**Problem statement:** Every line below should be copied exactly; drop the pictures.

**Record set:**
-- START --
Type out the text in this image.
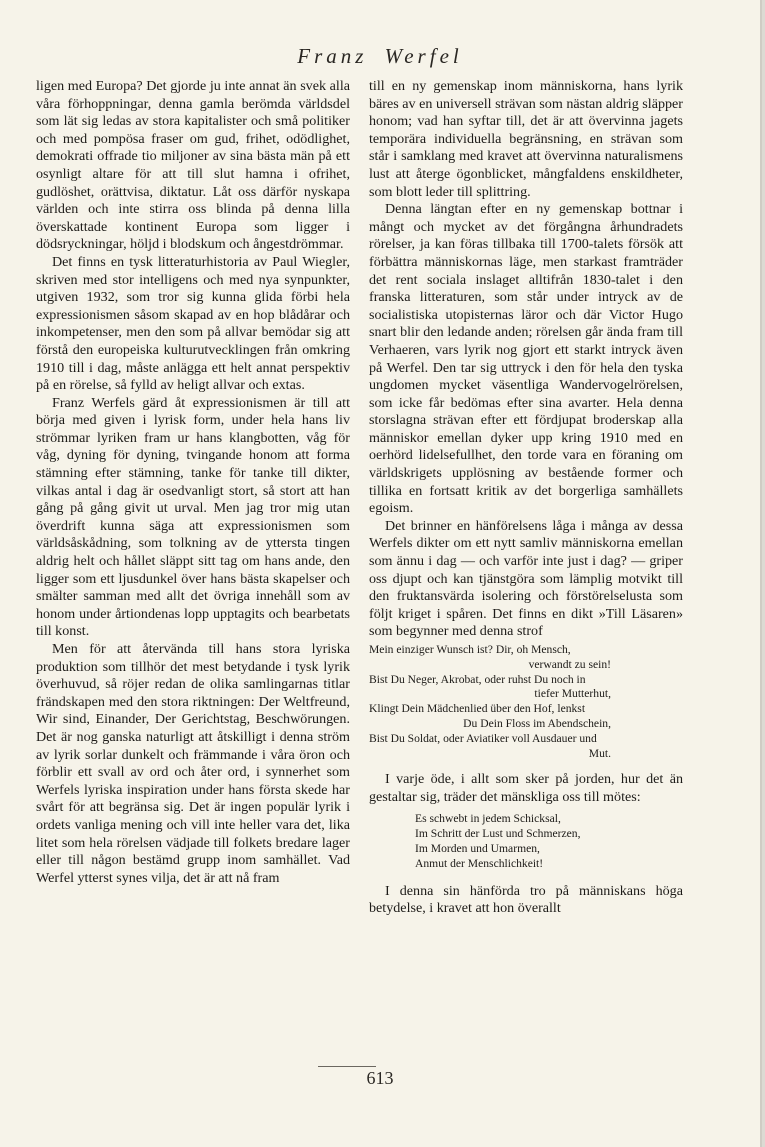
Franz Werfel

ligen med Europa? Det gjorde ju inte annat än svek alla våra förhoppningar, denna gamla berömda världsdel som lät sig ledas av stora kapitalister och små politiker och med pompösa fraser om gud, frihet, odödlighet, demokrati offrade tio miljoner av sina bästa män på ett osynligt altare för att till slut hamna i ofrihet, gudlöshet, orättvisa, diktatur. Låt oss därför nyskapa världen och inte stirra oss blinda på denna lilla överskattade kontinent Europa som ligger i dödsryckningar, höljd i blodskum och ångestdrömmar.

Det finns en tysk litteraturhistoria av Paul Wiegler, skriven med stor intelligens och med nya synpunkter, utgiven 1932, som tror sig kunna glida förbi hela expressionismen såsom skapad av en hop blådårar och inkompetenser, men den som på allvar bemödar sig att förstå den europeiska kulturutvecklingen från omkring 1910 till i dag, måste anlägga ett helt annat perspektiv på en rörelse, så fylld av heligt allvar och extas.

Franz Werfels gärd åt expressionismen är till att börja med given i lyrisk form, under hela hans liv strömmar lyriken fram ur hans klangbotten, våg för våg, dyning för dyning, tvingande honom att forma stämning efter stämning, tanke för tanke till dikter, vilkas antal i dag är osedvanligt stort, så stort att han gång på gång givit ut urval. Men jag tror mig utan överdrift kunna säga att expressionismen som världsåskådning, som tolkning av de yttersta tingen aldrig helt och hållet släppt sitt tag om hans ande, den ligger som ett ljusdunkel över hans bästa skapelser och smälter samman med allt det övriga innehåll som av honom under årtiondenas lopp upptagits och bearbetats till konst.

Men för att återvända till hans stora lyriska produktion som tillhör det mest betydande i tysk lyrik överhuvud, så röjer redan de olika samlingarnas titlar frändskapen med den stora riktningen: Der Weltfreund, Wir sind, Einander, Der Gerichtstag, Beschwörungen. Det är nog ganska naturligt att åtskilligt i denna ström av lyrik sorlar dunkelt och främmande i våra öron och förblir ett svall av ord och åter ord, i synnerhet som Werfels lyriska inspiration under hans första skede har svårt för att begränsa sig. Det är ingen populär lyrik i ordets vanliga mening och vill inte heller vara det, lika litet som hela rörelsen vädjade till folkets bredare lager eller till någon bestämd grupp inom samhället. Vad Werfel ytterst synes vilja, det är att nå fram

till en ny gemenskap inom människorna, hans lyrik bäres av en universell strävan som nästan aldrig släpper honom; vad han syftar till, det är att övervinna jagets temporära individuella begränsning, en strävan som står i samklang med kravet att övervinna naturalismens lust att återge ögonblicket, mångfaldens enskildheter, som blott leder till splittring.

Denna längtan efter en ny gemenskap bottnar i mångt och mycket av det förgångna århundradets rörelser, ja kan föras tillbaka till 1700-talets försök att förbättra människornas läge, men starkast framträder det rent sociala inslaget alltifrån 1830-talet i den franska litteraturen, som står under intryck av de socialistiska utopisternas läror och där Victor Hugo snart blir den ledande anden; rörelsen går ända fram till Verhaeren, vars lyrik nog gjort ett starkt intryck även på Werfel. Den tar sig uttryck i den för hela den tyska ungdomen mycket väsentliga Wandervogelrörelsen, som icke får bedömas efter sina avarter. Hela denna storslagna strävan efter ett fördjupat broderskap alla människor emellan dyker upp kring 1910 med en oerhörd lidelsefullhet, den torde vara en föraning om världskrigets upplösning av bestående former och tillika en fortsatt kritik av det borgerliga samhällets egoism.

Det brinner en hänförelsens låga i många av dessa Werfels dikter om ett nytt samliv människorna emellan som ännu i dag — och varför inte just i dag? — griper oss djupt och kan tjänstgöra som lämplig motvikt till den fruktansvärda isolering och förstörelselusta som följt kriget i spåren. Det finns en dikt »Till Läsaren» som begynner med denna strof

Mein einziger Wunsch ist? Dir, oh Mensch,
verwandt zu sein!
Bist Du Neger, Akrobat, oder ruhst Du noch in
tiefer Mutterhut,
Klingt Dein Mädchenlied über den Hof, lenkst
Du Dein Floss im Abendschein,
Bist Du Soldat, oder Aviatiker voll Ausdauer und
Mut.

I varje öde, i allt som sker på jorden, hur det än gestaltar sig, träder det mänskliga oss till mötes:

Es schwebt in jedem Schicksal,
Im Schritt der Lust und Schmerzen,
Im Morden und Umarmen,
Anmut der Menschlichkeit!

I denna sin hänförda tro på människans höga betydelse, i kravet att hon överallt

613
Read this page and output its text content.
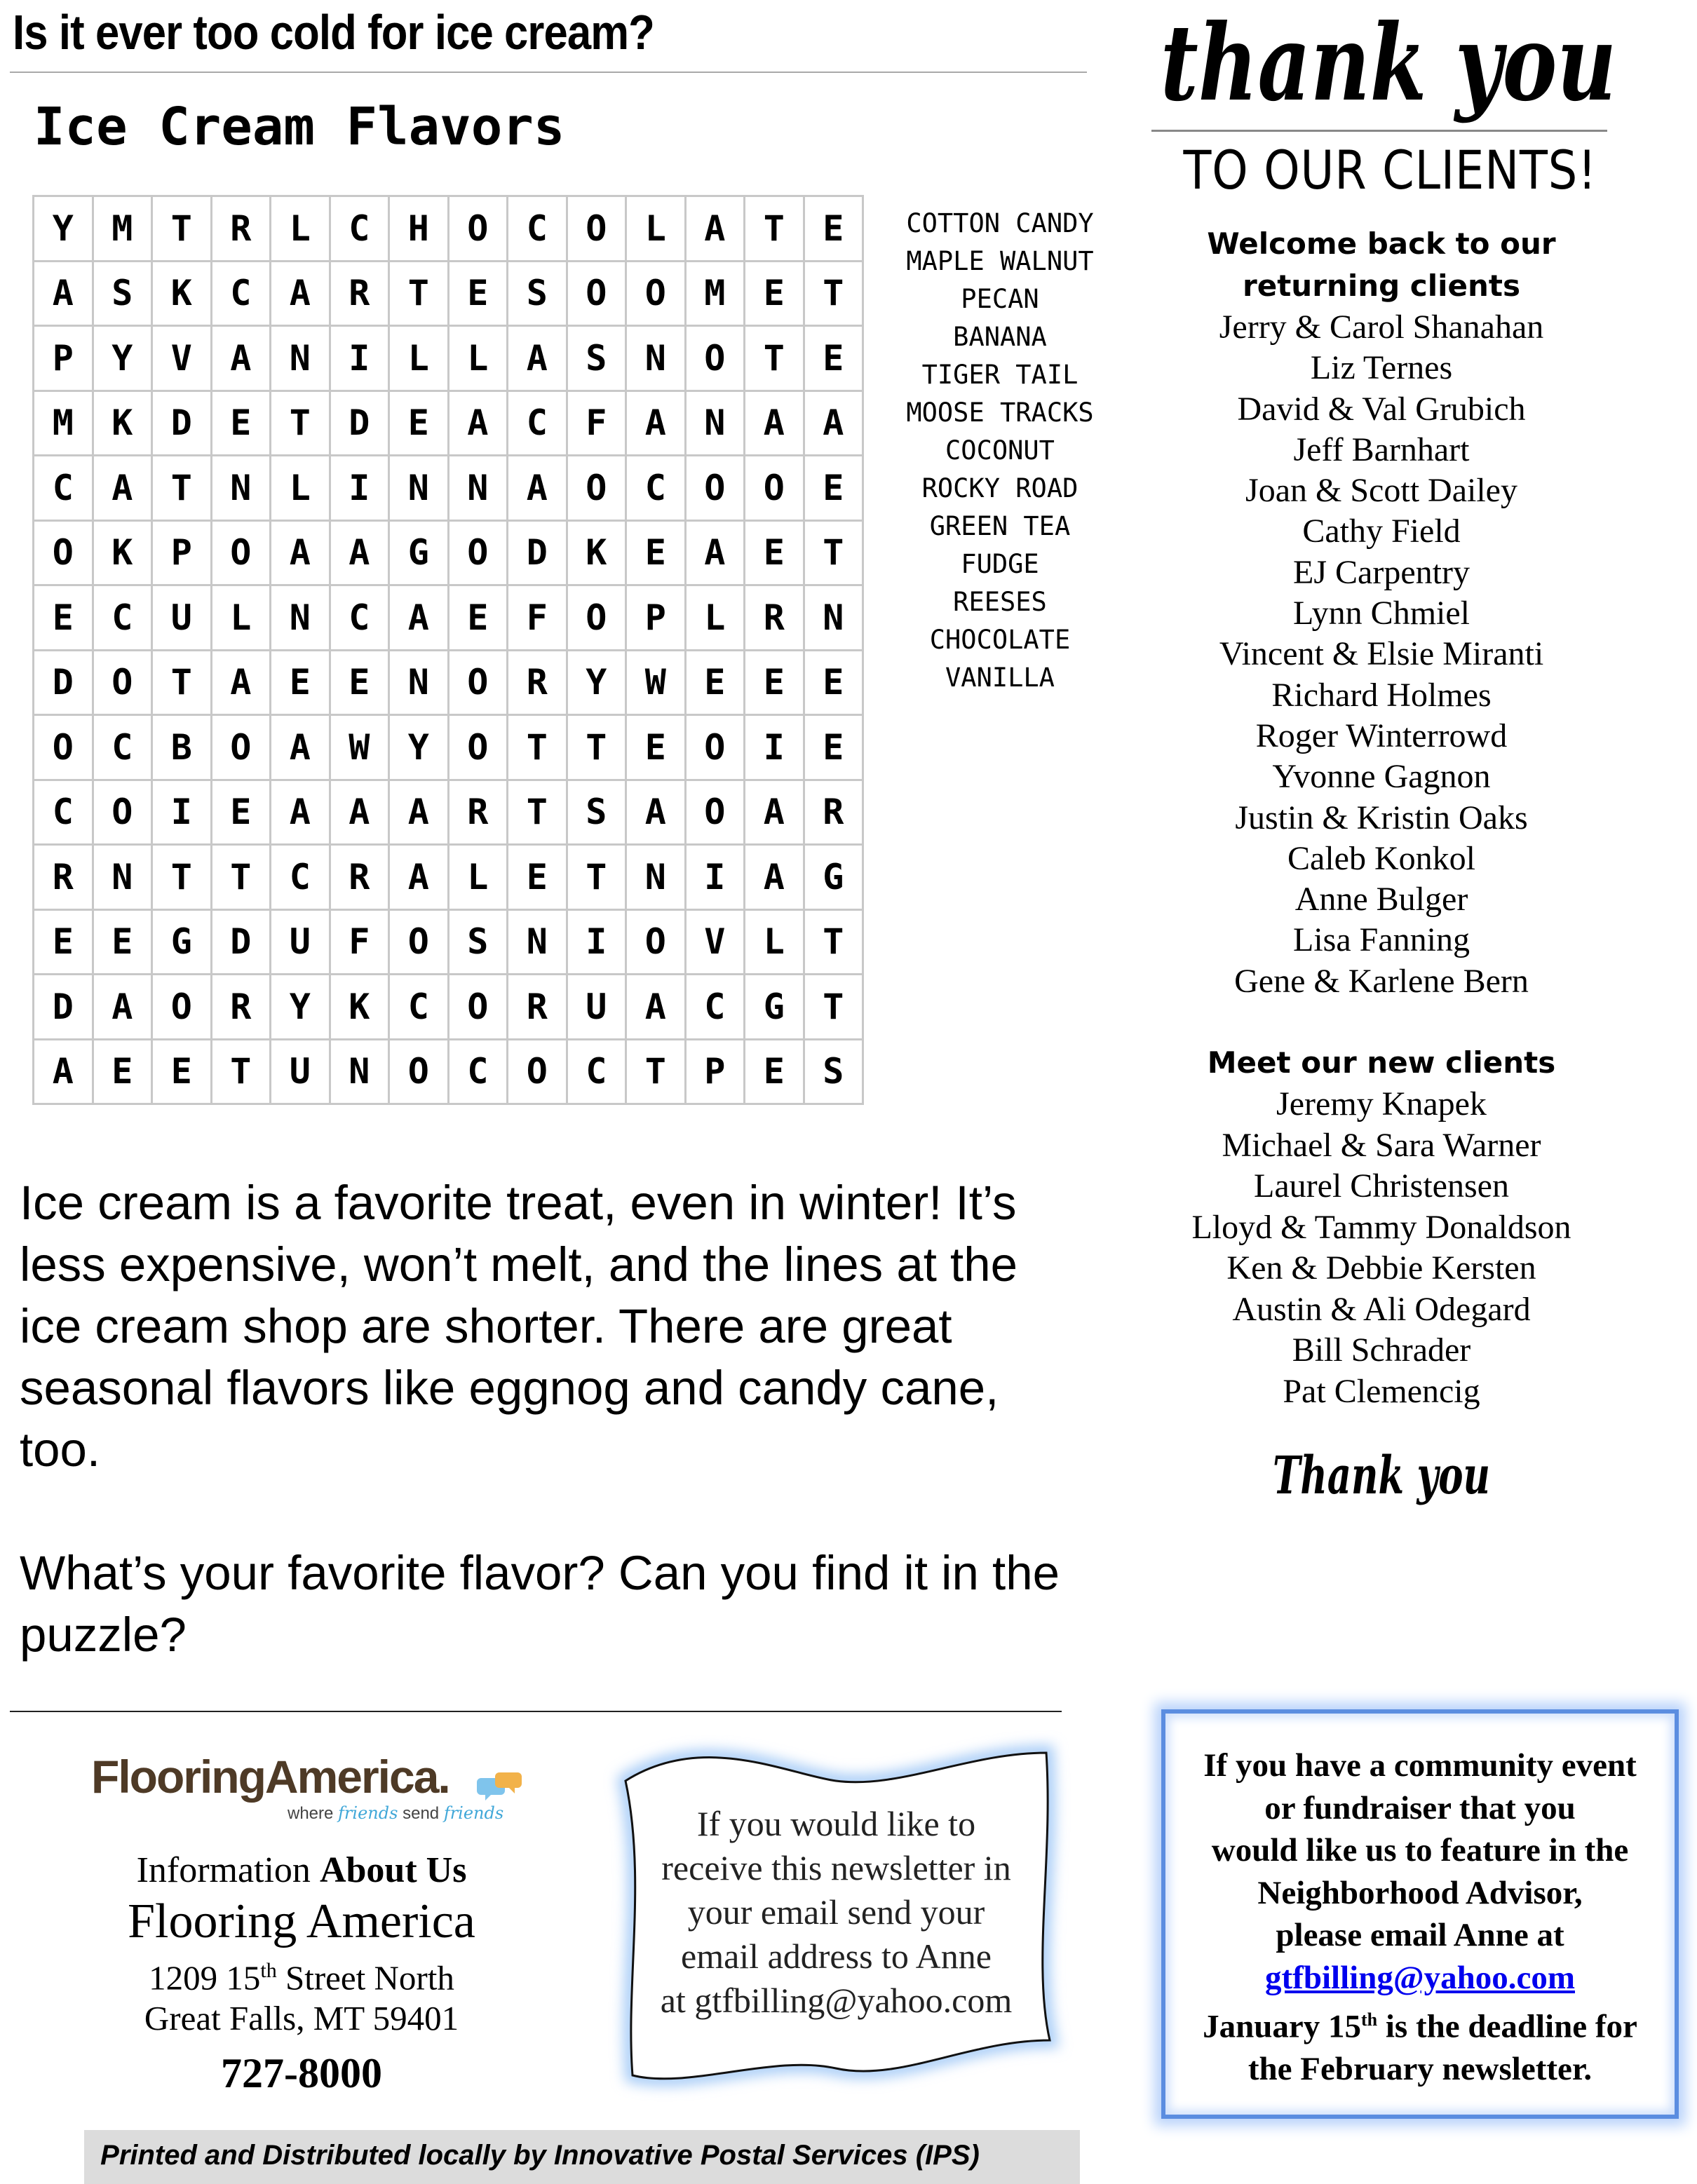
Is it ever too cold for ice cream?
Ice Cream Flavors
Y	M	T	R	L	C	H	O	C	O	L	A	T	E
A	S	K	C	A	R	T	E	S	O	O	M	E	T
P	Y	V	A	N	I	L	L	A	S	N	O	T	E
M	K	D	E	T	D	E	A	C	F	A	N	A	A
C	A	T	N	L	I	N	N	A	O	C	O	O	E
O	K	P	O	A	A	G	O	D	K	E	A	E	T
E	C	U	L	N	C	A	E	F	O	P	L	R	N
D	O	T	A	E	E	N	O	R	Y	W	E	E	E
O	C	B	O	A	W	Y	O	T	T	E	O	I	E
C	O	I	E	A	A	A	R	T	S	A	O	A	R
R	N	T	T	C	R	A	L	E	T	N	I	A	G
E	E	G	D	U	F	O	S	N	I	O	V	L	T
D	A	O	R	Y	K	C	O	R	U	A	C	G	T
A	E	E	T	U	N	O	C	O	C	T	P	E	S
COTTON CANDY
MAPLE WALNUT
PECAN
BANANA
TIGER TAIL
MOOSE TRACKS
COCONUT
ROCKY ROAD
GREEN TEA
FUDGE
REESES
CHOCOLATE
VANILLA

Ice cream is a favorite treat, even in winter! It’s less expensive, won’t melt, and the lines at the ice cream shop are shorter. There are great seasonal flavors like eggnog and candy cane, too.

What’s your favorite flavor? Can you find it in the puzzle?

FlooringAmerica.
where friends send friends
Information About Us
Flooring America
1209 15th Street North
Great Falls, MT 59401
727-8000
If you would like to
receive this newsletter in
your email send your
email address to Anne
at gtfbilling@yahoo.com
Printed and Distributed locally by Innovative Postal Services (IPS)
thank you
TO OUR CLIENTS!
Welcome back to our
returning clients
Jerry & Carol Shanahan
Liz Ternes
David & Val Grubich
Jeff Barnhart
Joan & Scott Dailey
Cathy Field
EJ Carpentry
Lynn Chmiel
Vincent & Elsie Miranti
Richard Holmes
Roger Winterrowd
Yvonne Gagnon
Justin & Kristin Oaks
Caleb Konkol
Anne Bulger
Lisa Fanning
Gene & Karlene Bern
Meet our new clients
Jeremy Knapek
Michael & Sara Warner
Laurel Christensen
Lloyd & Tammy Donaldson
Ken & Debbie Kersten
Austin & Ali Odegard
Bill Schrader
Pat Clemencig
Thank you
If you have a community event
or fundraiser that you
would like us to feature in the
Neighborhood Advisor,
please email Anne at
gtfbilling@yahoo.com
January 15th is the deadline for
the February newsletter.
-- END --
**Reply:**
Type out the text in this image.
Franz Werfel

ligen med Europa? Det gjorde ju inte annat än svek alla våra förhoppningar, denna gamla berömda världsdel som lät sig ledas av stora kapitalister och små politiker och med pompösa fraser om gud, frihet, odödlighet, demokrati offrade tio miljoner av sina bästa män på ett osynligt altare för att till slut hamna i ofrihet, gudlöshet, orättvisa, diktatur. Låt oss därför nyskapa världen och inte stirra oss blinda på denna lilla överskattade kontinent Europa som ligger i dödsryckningar, höljd i blodskum och ångestdrömmar.

Det finns en tysk litteraturhistoria av Paul Wiegler, skriven med stor intelligens och med nya synpunkter, utgiven 1932, som tror sig kunna glida förbi hela expressionismen såsom skapad av en hop blådårar och inkompetenser, men den som på allvar bemödar sig att förstå den europeiska kulturutvecklingen från omkring 1910 till i dag, måste anlägga ett helt annat perspektiv på en rörelse, så fylld av heligt allvar och extas.

Franz Werfels gärd åt expressionismen är till att börja med given i lyrisk form, under hela hans liv strömmar lyriken fram ur hans klangbotten, våg för våg, dyning för dyning, tvingande honom att forma stämning efter stämning, tanke för tanke till dikter, vilkas antal i dag är osedvanligt stort, så stort att han gång på gång givit ut urval. Men jag tror mig utan överdrift kunna säga att expressionismen som världsåskådning, som tolkning av de yttersta tingen aldrig helt och hållet släppt sitt tag om hans ande, den ligger som ett ljusdunkel över hans bästa skapelser och smälter samman med allt det övriga innehåll som av honom under årtiondenas lopp upptagits och bearbetats till konst.

Men för att återvända till hans stora lyriska produktion som tillhör det mest betydande i tysk lyrik överhuvud, så röjer redan de olika samlingarnas titlar frändskapen med den stora riktningen: Der Weltfreund, Wir sind, Einander, Der Gerichtstag, Beschwörungen. Det är nog ganska naturligt att åtskilligt i denna ström av lyrik sorlar dunkelt och främmande i våra öron och förblir ett svall av ord och åter ord, i synnerhet som Werfels lyriska inspiration under hans första skede har svårt för att begränsa sig. Det är ingen populär lyrik i ordets vanliga mening och vill inte heller vara det, lika litet som hela rörelsen vädjade till folkets bredare lager eller till någon bestämd grupp inom samhället. Vad Werfel ytterst synes vilja, det är att nå fram

till en ny gemenskap inom människorna, hans lyrik bäres av en universell strävan som nästan aldrig släpper honom; vad han syftar till, det är att övervinna jagets temporära individuella begränsning, en strävan som står i samklang med kravet att övervinna naturalismens lust att återge ögonblicket, mångfaldens enskildheter, som blott leder till splittring.

Denna längtan efter en ny gemenskap bottnar i mångt och mycket av det förgångna århundradets rörelser, ja kan föras tillbaka till 1700-talets försök att förbättra människornas läge, men starkast framträder det rent sociala inslaget alltifrån 1830-talet i den franska litteraturen, som står under intryck av de socialistiska utopisternas läror och där Victor Hugo snart blir den ledande anden; rörelsen går ända fram till Verhaeren, vars lyrik nog gjort ett starkt intryck även på Werfel. Den tar sig uttryck i den för hela den tyska ungdomen mycket väsentliga Wandervogelrörelsen, som icke får bedömas efter sina avarter. Hela denna storslagna strävan efter ett fördjupat broderskap alla människor emellan dyker upp kring 1910 med en oerhörd lidelsefullhet, den torde vara en föraning om världskrigets upplösning av bestående former och tillika en fortsatt kritik av det borgerliga samhällets egoism.

Det brinner en hänförelsens låga i många av dessa Werfels dikter om ett nytt samliv människorna emellan som ännu i dag — och varför inte just i dag? — griper oss djupt och kan tjänstgöra som lämplig motvikt till den fruktansvärda isolering och förstörelselusta som följt kriget i spåren. Det finns en dikt »Till Läsaren» som begynner med denna strof

Mein einziger Wunsch ist? Dir, oh Mensch,
verwandt zu sein!
Bist Du Neger, Akrobat, oder ruhst Du noch in
tiefer Mutterhut,
Klingt Dein Mädchenlied über den Hof, lenkst
Du Dein Floss im Abendschein,
Bist Du Soldat, oder Aviatiker voll Ausdauer und
Mut.

I varje öde, i allt som sker på jorden, hur det än gestaltar sig, träder det mänskliga oss till mötes:

Es schwebt in jedem Schicksal,
Im Schritt der Lust und Schmerzen,
Im Morden und Umarmen,
Anmut der Menschlichkeit!

I denna sin hänförda tro på människans höga betydelse, i kravet att hon överallt

613
Read this page and output its text content.
Is it ever too cold for ice cream?
Ice Cream Flavors
Y	M	T	R	L	C	H	O	C	O	L	A	T	E
A	S	K	C	A	R	T	E	S	O	O	M	E	T
P	Y	V	A	N	I	L	L	A	S	N	O	T	E
M	K	D	E	T	D	E	A	C	F	A	N	A	A
C	A	T	N	L	I	N	N	A	O	C	O	O	E
O	K	P	O	A	A	G	O	D	K	E	A	E	T
E	C	U	L	N	C	A	E	F	O	P	L	R	N
D	O	T	A	E	E	N	O	R	Y	W	E	E	E
O	C	B	O	A	W	Y	O	T	T	E	O	I	E
C	O	I	E	A	A	A	R	T	S	A	O	A	R
R	N	T	T	C	R	A	L	E	T	N	I	A	G
E	E	G	D	U	F	O	S	N	I	O	V	L	T
D	A	O	R	Y	K	C	O	R	U	A	C	G	T
A	E	E	T	U	N	O	C	O	C	T	P	E	S
COTTON CANDY
MAPLE WALNUT
PECAN
BANANA
TIGER TAIL
MOOSE TRACKS
COCONUT
ROCKY ROAD
GREEN TEA
FUDGE
REESES
CHOCOLATE
VANILLA

Ice cream is a favorite treat, even in winter! It’s less expensive, won’t melt, and the lines at the ice cream shop are shorter. There are great seasonal flavors like eggnog and candy cane, too.

What’s your favorite flavor? Can you find it in the puzzle?

FlooringAmerica.
where friends send friends
Information About Us
Flooring America
1209 15th Street North
Great Falls, MT 59401
727-8000
If you would like to
receive this newsletter in
your email send your
email address to Anne
at gtfbilling@yahoo.com
Printed and Distributed locally by Innovative Postal Services (IPS)
thank you
TO OUR CLIENTS!
Welcome back to our
returning clients
Jerry & Carol Shanahan
Liz Ternes
David & Val Grubich
Jeff Barnhart
Joan & Scott Dailey
Cathy Field
EJ Carpentry
Lynn Chmiel
Vincent & Elsie Miranti
Richard Holmes
Roger Winterrowd
Yvonne Gagnon
Justin & Kristin Oaks
Caleb Konkol
Anne Bulger
Lisa Fanning
Gene & Karlene Bern
Meet our new clients
Jeremy Knapek
Michael & Sara Warner
Laurel Christensen
Lloyd & Tammy Donaldson
Ken & Debbie Kersten
Austin & Ali Odegard
Bill Schrader
Pat Clemencig
Thank you
If you have a community event
or fundraiser that you
would like us to feature in the
Neighborhood Advisor,
please email Anne at
gtfbilling@yahoo.com
January 15th is the deadline for
the February newsletter.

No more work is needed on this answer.